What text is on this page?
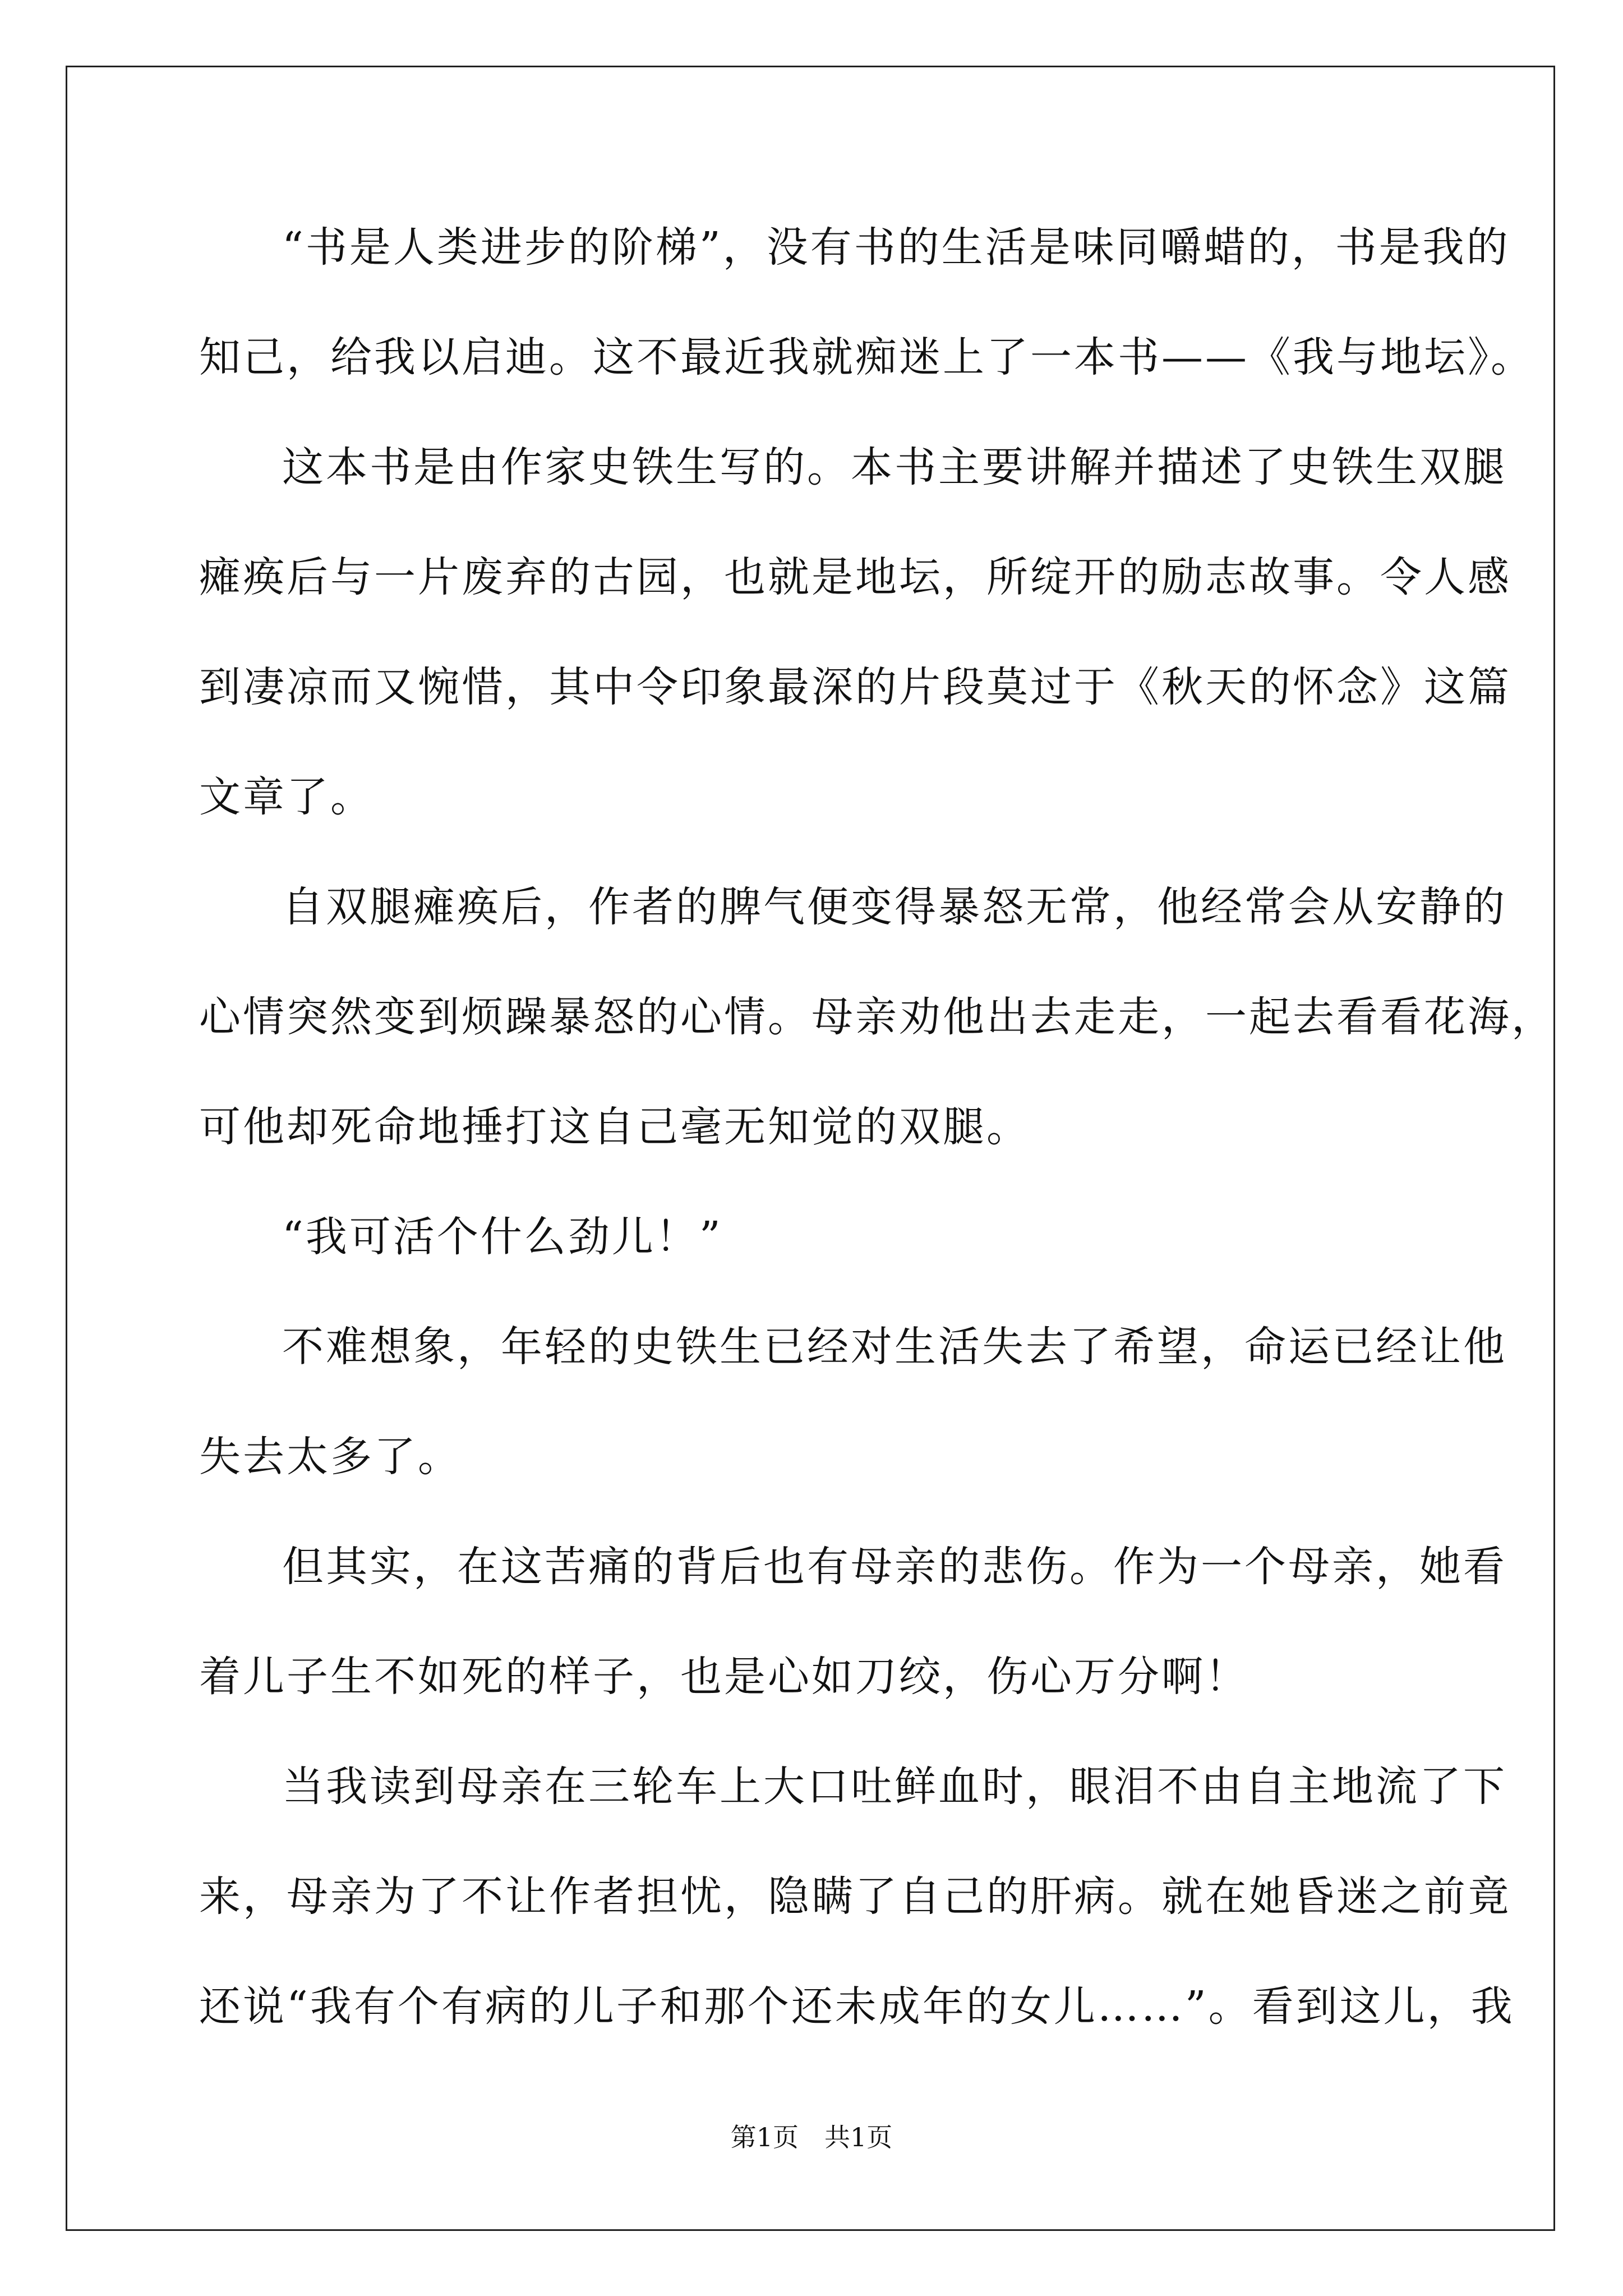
“书是人类进步的阶梯”，没有书的生活是味同嚼蜡的，书是我的
知己，给我以启迪。这不最近我就痴迷上了一本书——《我与地坛》。
这本书是由作家史铁生写的。本书主要讲解并描述了史铁生双腿
瘫痪后与一片废弃的古园，也就是地坛，所绽开的励志故事。令人感
到凄凉而又惋惜，其中令印象最深的片段莫过于《秋天的怀念》这篇
文章了。
自双腿瘫痪后，作者的脾气便变得暴怒无常，他经常会从安静的
心情突然变到烦躁暴怒的心情。母亲劝他出去走走，一起去看看花海，
可他却死命地捶打这自己毫无知觉的双腿。
“我可活个什么劲儿！”
不难想象，年轻的史铁生已经对生活失去了希望，命运已经让他
失去太多了。
但其实，在这苦痛的背后也有母亲的悲伤。作为一个母亲，她看
着儿子生不如死的样子，也是心如刀绞，伤心万分啊！
当我读到母亲在三轮车上大口吐鲜血时，眼泪不由自主地流了下
来，母亲为了不让作者担忧，隐瞒了自己的肝病。就在她昏迷之前竟
还说“我有个有病的儿子和那个还未成年的女儿……”。看到这儿，我
第1页　共1页
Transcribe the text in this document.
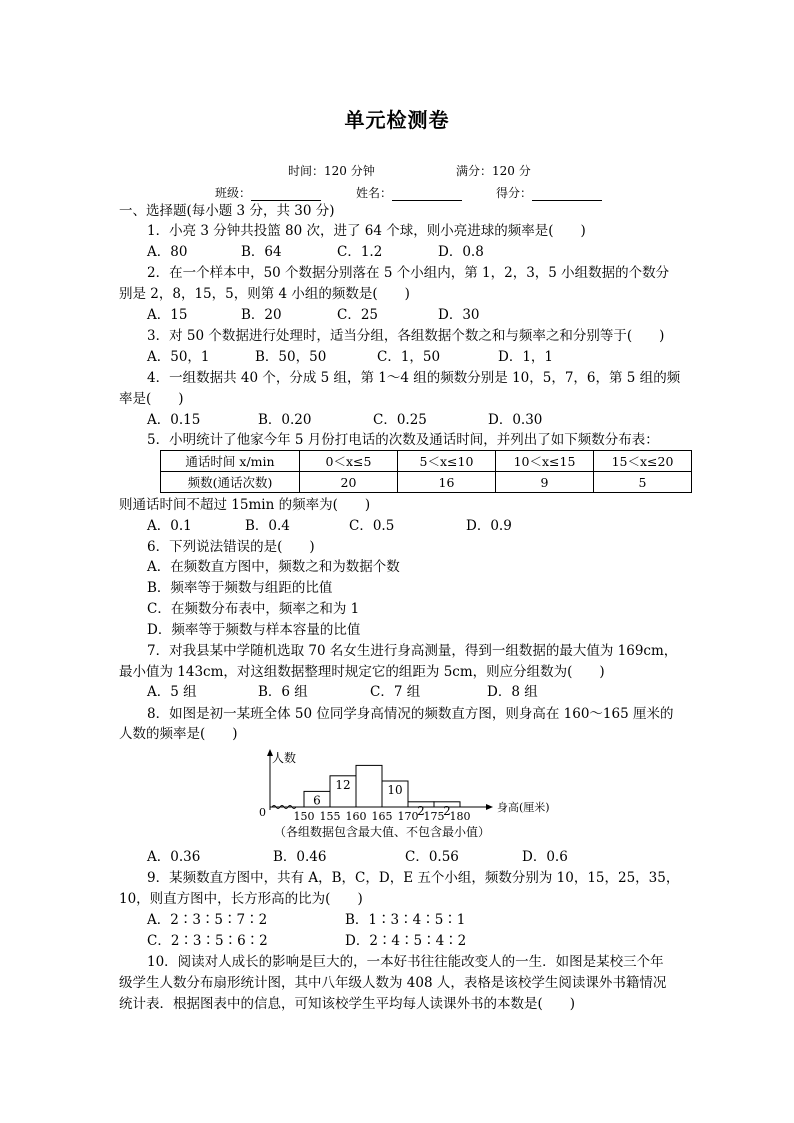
单元检测卷
时间：120 分钟	满分：120 分
班级：	姓名：	得分：
一、选择题(每小题 3 分，共 30 分)
1．小亮 3 分钟共投篮 80 次，进了 64 个球，则小亮进球的频率是(　　)
A．80	B．64	C．1.2	D．0.8
2．在一个样本中，50 个数据分别落在 5 个小组内，第 1，2，3，5 小组数据的个数分
别是 2，8，15，5，则第 4 小组的频数是(　　)
A．15	B．20	C．25	D．30
3．对 50 个数据进行处理时，适当分组，各组数据个数之和与频率之和分别等于(　　)
A．50，1	B．50，50	C．1，50	D．1，1
4．一组数据共 40 个，分成 5 组，第 1～4 组的频数分别是 10，5，7，6，第 5 组的频
率是(　　)
A．0.15	B．0.20	C．0.25	D．0.30
5．小明统计了他家今年 5 月份打电话的次数及通话时间，并列出了如下频数分布表：
通话时间 x/min	0＜x≤5	5＜x≤10	10＜x≤15	15＜x≤20
频数(通话次数)	20	16	9	5
则通话时间不超过 15min 的频率为(　　)
A．0.1	B．0.4	C．0.5	D．0.9
6．下列说法错误的是(　　)
A．在频数直方图中，频数之和为数据个数
B．频率等于频数与组距的比值
C．在频数分布表中，频率之和为 1
D．频率等于频数与样本容量的比值
7．对我县某中学随机选取 70 名女生进行身高测量，得到一组数据的最大值为 169cm，
最小值为 143cm，对这组数据整理时规定它的组距为 5cm，则应分组数为(　　)
A．5 组	B．6 组	C．7 组	D．8 组
8．如图是初一某班全体 50 位同学身高情况的频数直方图，则身高在 160～165 厘米的
人数的频率是(　　)
人数
身高(厘米)
0
6
12	10
2 2
150 155 160 165 170 175 180
（各组数据包含最大值、不包含最小值）
A．0.36	B．0.46	C．0.56	D．0.6
9．某频数直方图中，共有 A，B，C，D，E 五个小组，频数分别为 10，15，25，35，
10，则直方图中，长方形高的比为(　　)
A．2∶3∶5∶7∶2	B．1∶3∶4∶5∶1
C．2∶3∶5∶6∶2	D．2∶4∶5∶4∶2
10．阅读对人成长的影响是巨大的，一本好书往往能改变人的一生．如图是某校三个年
级学生人数分布扇形统计图，其中八年级人数为 408 人，表格是该校学生阅读课外书籍情况
统计表．根据图表中的信息，可知该校学生平均每人读课外书的本数是(　　)
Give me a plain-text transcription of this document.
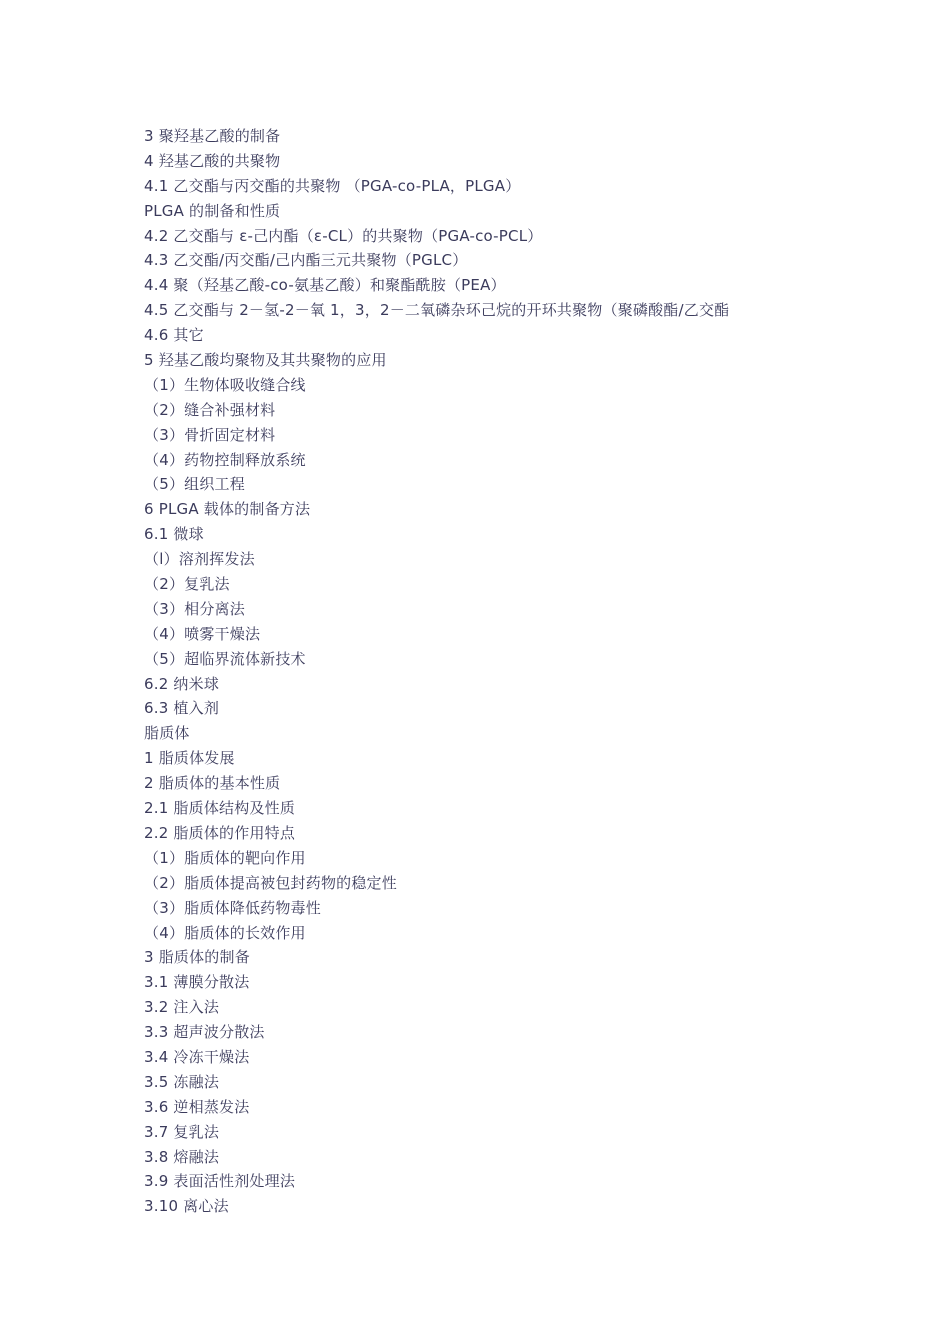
3 聚羟基乙酸的制备
4 羟基乙酸的共聚物
4.1 乙交酯与丙交酯的共聚物 （PGA-co-PLA，PLGA）
PLGA 的制备和性质
4.2 乙交酯与 ε-己内酯（ε-CL）的共聚物（PGA-co-PCL）
4.3 乙交酯/丙交酯/己内酯三元共聚物（PGLC）
4.4 聚（羟基乙酸-co-氨基乙酸）和聚酯酰胺（PEA）
4.5 乙交酯与 2－氢-2－氧 1，3，2－二氧磷杂环己烷的开环共聚物（聚磷酸酯/乙交酯
4.6 其它
5 羟基乙酸均聚物及其共聚物的应用
（1）生物体吸收缝合线
（2）缝合补强材料
（3）骨折固定材料
（4）药物控制释放系统
（5）组织工程
6 PLGA 载体的制备方法
6.1 微球
（l）溶剂挥发法
（2）复乳法
（3）相分离法
（4）喷雾干燥法
（5）超临界流体新技术
6.2 纳米球
6.3 植入剂
脂质体
1 脂质体发展
2 脂质体的基本性质
2.1 脂质体结构及性质
2.2 脂质体的作用特点
（1）脂质体的靶向作用
（2）脂质体提高被包封药物的稳定性
（3）脂质体降低药物毒性
（4）脂质体的长效作用
3 脂质体的制备
3.1 薄膜分散法
3.2 注入法
3.3 超声波分散法
3.4 冷冻干燥法
3.5 冻融法
3.6 逆相蒸发法
3.7 复乳法
3.8 熔融法
3.9 表面活性剂处理法
3.10 离心法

:::

## EXERCISE
Up to and including the last line of the listing, starting at the line with "Give me a plain-text", extract every line exactly and leave out the pictures.

## RESPONSE FOR THIS EXERCISE
Give me a plain-text transcription of this document.
3 聚羟基乙酸的制备
4 羟基乙酸的共聚物
4.1 乙交酯与丙交酯的共聚物 （PGA-co-PLA，PLGA）
PLGA 的制备和性质
4.2 乙交酯与 ε-己内酯（ε-CL）的共聚物（PGA-co-PCL）
4.3 乙交酯/丙交酯/己内酯三元共聚物（PGLC）
4.4 聚（羟基乙酸-co-氨基乙酸）和聚酯酰胺（PEA）
4.5 乙交酯与 2－氢-2－氧 1，3，2－二氧磷杂环己烷的开环共聚物（聚磷酸酯/乙交酯
4.6 其它
5 羟基乙酸均聚物及其共聚物的应用
（1）生物体吸收缝合线
（2）缝合补强材料
（3）骨折固定材料
（4）药物控制释放系统
（5）组织工程
6 PLGA 载体的制备方法
6.1 微球
（l）溶剂挥发法
（2）复乳法
（3）相分离法
（4）喷雾干燥法
（5）超临界流体新技术
6.2 纳米球
6.3 植入剂
脂质体
1 脂质体发展
2 脂质体的基本性质
2.1 脂质体结构及性质
2.2 脂质体的作用特点
（1）脂质体的靶向作用
（2）脂质体提高被包封药物的稳定性
（3）脂质体降低药物毒性
（4）脂质体的长效作用
3 脂质体的制备
3.1 薄膜分散法
3.2 注入法
3.3 超声波分散法
3.4 冷冻干燥法
3.5 冻融法
3.6 逆相蒸发法
3.7 复乳法
3.8 熔融法
3.9 表面活性剂处理法
3.10 离心法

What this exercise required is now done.